**Estratto del documento**:
........

“Credevano fosse amore”: Caputo alla mostra collettiva

Dal 23 novembre al 5 dicembre 2024, in occasione della Giornata contro la violenza sulle donne, presso la saletta di Via degli Ariani, 4/A a Ravenna, sarà allestita una mostra collettiva di artisti vari, provenienti anche da fuori regione. Ho accettato con piacere l’invito dell’amica Flavia e del gruppo “Una panchina per Elisa” (in ricordo del femminicidio di Elisa Bravi, nel ravennate) anche perché Caputo aveva mostrato particolare sensibilità e vicinanza nei confronti di questa tragedia. L’opera “Orfani” parteciperà, quindi, a questa singolare mostra, che verrà inaugurata sabato 23 novembre, alle ore 16.00, a cui siete tutti invitati (ingresso gratuito, sia il 23, sia ciascun altro giorno); apertura dalle ore 16.00 alle ore 19.00.

Davvero tantissimi i visitatori della mostra “Credevano fosse amore” in centro a Ravenna, un progetto del gruppo “Una panchina per Elisa”, in collaborazione con il Comune di Ravenna e inserito nel calendario della Rassegna contro la violenza sulle donne.

 “Orfani” di Caputo era fra le sessantaquattro opere esposte, caratterizzate da tecniche ed espressioni artistiche di vario tipo, i cui autori sono/erano emiliano-romagnoli e piemontesi.

........

**Dati**:
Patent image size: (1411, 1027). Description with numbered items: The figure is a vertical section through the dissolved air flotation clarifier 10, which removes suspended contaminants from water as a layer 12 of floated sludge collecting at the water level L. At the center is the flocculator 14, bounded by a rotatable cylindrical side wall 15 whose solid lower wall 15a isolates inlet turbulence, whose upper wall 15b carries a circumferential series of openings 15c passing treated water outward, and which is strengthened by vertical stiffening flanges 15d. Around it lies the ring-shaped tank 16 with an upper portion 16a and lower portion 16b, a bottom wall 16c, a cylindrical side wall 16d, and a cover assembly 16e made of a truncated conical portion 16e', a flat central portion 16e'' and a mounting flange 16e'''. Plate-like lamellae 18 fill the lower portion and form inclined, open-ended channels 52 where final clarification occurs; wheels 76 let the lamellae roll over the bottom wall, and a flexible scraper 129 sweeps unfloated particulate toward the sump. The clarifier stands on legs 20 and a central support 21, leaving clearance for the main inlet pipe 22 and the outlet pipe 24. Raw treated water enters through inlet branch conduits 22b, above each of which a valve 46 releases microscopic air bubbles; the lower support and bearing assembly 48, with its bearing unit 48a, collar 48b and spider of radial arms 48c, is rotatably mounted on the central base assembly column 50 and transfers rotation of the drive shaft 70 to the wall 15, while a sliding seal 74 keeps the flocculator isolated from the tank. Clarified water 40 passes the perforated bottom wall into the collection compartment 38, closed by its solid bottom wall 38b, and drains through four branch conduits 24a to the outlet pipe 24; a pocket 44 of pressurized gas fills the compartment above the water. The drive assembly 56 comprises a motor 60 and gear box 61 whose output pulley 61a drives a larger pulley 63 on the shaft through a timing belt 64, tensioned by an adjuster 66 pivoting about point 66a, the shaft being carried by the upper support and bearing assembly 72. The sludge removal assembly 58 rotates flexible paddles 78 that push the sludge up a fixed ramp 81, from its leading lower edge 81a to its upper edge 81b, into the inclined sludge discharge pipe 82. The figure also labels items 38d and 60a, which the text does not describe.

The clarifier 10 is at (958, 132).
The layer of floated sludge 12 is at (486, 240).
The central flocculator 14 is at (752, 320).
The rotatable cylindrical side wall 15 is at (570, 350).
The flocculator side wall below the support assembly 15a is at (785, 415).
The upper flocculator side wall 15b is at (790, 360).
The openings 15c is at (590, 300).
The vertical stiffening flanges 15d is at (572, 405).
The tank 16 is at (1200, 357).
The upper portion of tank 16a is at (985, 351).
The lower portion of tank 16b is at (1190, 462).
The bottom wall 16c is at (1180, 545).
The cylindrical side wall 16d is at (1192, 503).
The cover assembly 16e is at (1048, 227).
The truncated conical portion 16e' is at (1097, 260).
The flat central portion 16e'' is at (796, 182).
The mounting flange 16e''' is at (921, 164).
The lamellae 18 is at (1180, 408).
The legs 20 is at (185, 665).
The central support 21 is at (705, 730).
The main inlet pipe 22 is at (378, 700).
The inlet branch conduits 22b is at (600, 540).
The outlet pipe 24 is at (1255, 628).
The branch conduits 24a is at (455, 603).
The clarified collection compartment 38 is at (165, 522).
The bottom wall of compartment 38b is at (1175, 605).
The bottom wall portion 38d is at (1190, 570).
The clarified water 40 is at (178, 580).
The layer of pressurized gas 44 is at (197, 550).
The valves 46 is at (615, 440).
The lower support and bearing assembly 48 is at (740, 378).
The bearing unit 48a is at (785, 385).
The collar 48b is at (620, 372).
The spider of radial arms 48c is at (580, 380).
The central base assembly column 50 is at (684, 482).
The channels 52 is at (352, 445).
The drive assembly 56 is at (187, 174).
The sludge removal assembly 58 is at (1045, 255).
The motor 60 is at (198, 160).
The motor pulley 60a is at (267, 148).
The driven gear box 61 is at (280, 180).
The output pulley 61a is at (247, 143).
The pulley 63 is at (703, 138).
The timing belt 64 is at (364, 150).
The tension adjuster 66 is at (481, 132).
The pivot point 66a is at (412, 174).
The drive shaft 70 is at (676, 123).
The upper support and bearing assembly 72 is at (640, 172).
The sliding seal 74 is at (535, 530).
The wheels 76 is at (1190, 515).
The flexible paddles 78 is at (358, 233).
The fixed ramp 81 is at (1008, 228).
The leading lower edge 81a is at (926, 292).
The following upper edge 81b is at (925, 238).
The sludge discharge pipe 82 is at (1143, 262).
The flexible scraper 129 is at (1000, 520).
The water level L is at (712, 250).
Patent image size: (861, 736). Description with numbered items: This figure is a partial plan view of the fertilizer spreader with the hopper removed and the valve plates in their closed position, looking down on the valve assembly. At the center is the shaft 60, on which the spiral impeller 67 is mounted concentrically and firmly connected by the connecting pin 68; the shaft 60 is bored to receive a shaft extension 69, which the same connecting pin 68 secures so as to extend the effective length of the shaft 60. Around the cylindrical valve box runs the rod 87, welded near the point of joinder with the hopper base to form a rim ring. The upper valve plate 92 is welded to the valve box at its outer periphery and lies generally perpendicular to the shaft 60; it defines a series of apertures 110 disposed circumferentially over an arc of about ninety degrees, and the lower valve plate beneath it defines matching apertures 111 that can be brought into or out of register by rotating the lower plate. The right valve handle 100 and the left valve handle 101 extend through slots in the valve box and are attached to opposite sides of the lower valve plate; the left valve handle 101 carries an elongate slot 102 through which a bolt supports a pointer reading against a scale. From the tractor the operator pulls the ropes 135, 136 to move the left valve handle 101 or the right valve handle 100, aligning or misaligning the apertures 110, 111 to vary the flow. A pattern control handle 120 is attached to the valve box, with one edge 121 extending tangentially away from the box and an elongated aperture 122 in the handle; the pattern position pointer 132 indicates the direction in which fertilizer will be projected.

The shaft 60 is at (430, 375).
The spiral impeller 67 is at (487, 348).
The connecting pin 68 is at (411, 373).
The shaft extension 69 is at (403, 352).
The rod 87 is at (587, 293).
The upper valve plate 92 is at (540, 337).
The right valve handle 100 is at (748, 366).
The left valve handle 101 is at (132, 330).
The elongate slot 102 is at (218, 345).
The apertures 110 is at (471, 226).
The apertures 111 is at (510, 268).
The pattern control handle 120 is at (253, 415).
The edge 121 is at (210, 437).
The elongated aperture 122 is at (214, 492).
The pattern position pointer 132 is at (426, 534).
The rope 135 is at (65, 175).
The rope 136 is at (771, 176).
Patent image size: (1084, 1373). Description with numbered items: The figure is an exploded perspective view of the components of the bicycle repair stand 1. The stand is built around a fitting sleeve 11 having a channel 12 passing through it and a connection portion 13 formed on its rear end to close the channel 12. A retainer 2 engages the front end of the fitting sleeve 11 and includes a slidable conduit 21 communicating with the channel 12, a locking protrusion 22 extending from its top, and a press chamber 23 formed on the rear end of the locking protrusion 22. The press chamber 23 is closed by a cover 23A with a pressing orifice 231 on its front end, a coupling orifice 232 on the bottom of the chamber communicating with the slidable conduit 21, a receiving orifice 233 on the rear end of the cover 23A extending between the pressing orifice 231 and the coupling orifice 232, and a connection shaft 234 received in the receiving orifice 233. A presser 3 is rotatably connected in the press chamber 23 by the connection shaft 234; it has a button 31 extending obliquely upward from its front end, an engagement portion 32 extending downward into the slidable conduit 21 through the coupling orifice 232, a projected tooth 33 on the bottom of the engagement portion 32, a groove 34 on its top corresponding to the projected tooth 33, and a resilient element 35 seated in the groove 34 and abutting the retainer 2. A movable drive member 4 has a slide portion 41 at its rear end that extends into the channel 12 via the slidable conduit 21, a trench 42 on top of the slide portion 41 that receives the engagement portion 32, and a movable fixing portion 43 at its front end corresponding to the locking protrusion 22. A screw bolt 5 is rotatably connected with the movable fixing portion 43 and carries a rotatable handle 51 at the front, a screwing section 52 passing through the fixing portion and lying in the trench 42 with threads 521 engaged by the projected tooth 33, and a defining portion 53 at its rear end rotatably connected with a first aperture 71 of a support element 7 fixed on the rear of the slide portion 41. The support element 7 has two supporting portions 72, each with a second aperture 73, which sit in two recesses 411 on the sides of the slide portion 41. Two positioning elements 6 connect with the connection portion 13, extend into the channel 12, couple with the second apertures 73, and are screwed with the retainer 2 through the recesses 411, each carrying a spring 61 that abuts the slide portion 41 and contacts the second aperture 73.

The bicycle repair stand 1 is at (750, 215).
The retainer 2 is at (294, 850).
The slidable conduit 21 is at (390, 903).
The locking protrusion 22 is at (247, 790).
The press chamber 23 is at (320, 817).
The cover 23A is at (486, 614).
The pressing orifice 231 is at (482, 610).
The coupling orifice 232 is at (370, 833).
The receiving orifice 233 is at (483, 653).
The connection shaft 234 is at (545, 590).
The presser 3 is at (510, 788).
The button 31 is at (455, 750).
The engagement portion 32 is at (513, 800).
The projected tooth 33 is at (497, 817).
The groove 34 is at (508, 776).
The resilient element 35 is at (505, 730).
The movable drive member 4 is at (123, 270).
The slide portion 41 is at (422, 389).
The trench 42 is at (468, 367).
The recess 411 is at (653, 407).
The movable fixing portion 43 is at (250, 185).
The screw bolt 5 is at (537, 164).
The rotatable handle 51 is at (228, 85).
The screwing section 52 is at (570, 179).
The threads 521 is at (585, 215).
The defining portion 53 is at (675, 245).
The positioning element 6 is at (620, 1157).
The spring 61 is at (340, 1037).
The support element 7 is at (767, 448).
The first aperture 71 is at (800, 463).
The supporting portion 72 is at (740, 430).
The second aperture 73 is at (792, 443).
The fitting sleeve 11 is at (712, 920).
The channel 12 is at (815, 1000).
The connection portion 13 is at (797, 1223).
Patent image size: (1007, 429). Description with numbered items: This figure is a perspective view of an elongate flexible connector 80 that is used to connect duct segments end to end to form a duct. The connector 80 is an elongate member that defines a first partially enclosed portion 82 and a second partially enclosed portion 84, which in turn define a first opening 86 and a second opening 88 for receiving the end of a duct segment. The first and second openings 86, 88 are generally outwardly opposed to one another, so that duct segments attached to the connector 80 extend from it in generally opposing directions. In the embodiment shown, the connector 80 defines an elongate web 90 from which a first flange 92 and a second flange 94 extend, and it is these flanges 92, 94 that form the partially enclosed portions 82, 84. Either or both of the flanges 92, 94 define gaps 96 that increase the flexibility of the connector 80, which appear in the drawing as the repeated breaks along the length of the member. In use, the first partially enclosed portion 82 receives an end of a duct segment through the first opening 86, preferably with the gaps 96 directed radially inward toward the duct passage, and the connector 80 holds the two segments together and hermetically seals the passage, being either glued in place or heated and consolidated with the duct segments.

........

**Compito**: Secondo il testo sulla mostra "Credevano fosse amore", quante opere erano esposte?

**Soluzione**: Erano esposte sessantaquattro opere.